# Information provided start

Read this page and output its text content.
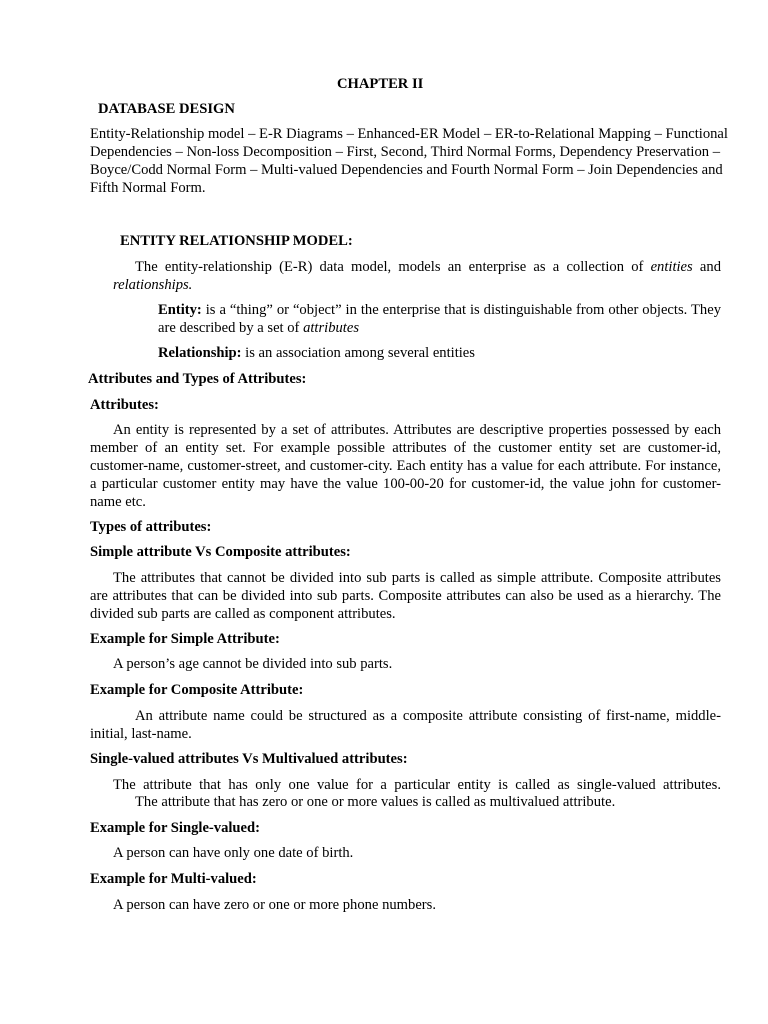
CHAPTER II
DATABASE DESIGN
Entity-Relationship model – E-R Diagrams – Enhanced-ER Model – ER-to-Relational Mapping – Functional Dependencies – Non-loss Decomposition – First, Second, Third Normal Forms, Dependency Preservation – Boyce/Codd Normal Form – Multi-valued Dependencies and Fourth Normal Form – Join Dependencies and Fifth Normal Form.
ENTITY RELATIONSHIP MODEL:
The entity-relationship (E-R) data model, models an enterprise as a collection of entities and relationships.
Entity: is a “thing” or “object” in the enterprise that is distinguishable from other objects. They are described by a set of attributes
Relationship: is an association among several entities
Attributes and Types of Attributes:
Attributes:
An entity is represented by a set of attributes. Attributes are descriptive properties possessed by each member of an entity set. For example possible attributes of the customer entity set are customer-id, customer-name, customer-street, and customer-city. Each entity has a value for each attribute. For instance, a particular customer entity may have the value 100-00-20 for customer-id, the value john for customer-name etc.
Types of attributes:
Simple attribute Vs Composite attributes:
The attributes that cannot be divided into sub parts is called as simple attribute. Composite attributes are attributes that can be divided into sub parts. Composite attributes can also be used as a hierarchy. The divided sub parts are called as component attributes.
Example for Simple Attribute:
A person’s age cannot be divided into sub parts.
Example for Composite Attribute:
An attribute name could be structured as a composite attribute consisting of first-name, middle-initial, last-name.
Single-valued attributes Vs Multivalued attributes:
The attribute that has only one value for a particular entity is called as single-valued attributes.
The attribute that has zero or one or more values is called as multivalued attribute.
Example for Single-valued:
A person can have only one date of birth.
Example for Multi-valued:
A person can have zero or one or more phone numbers.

# Information provided end

Tally up the lines of the listing containing the word "person". Give only the total.

3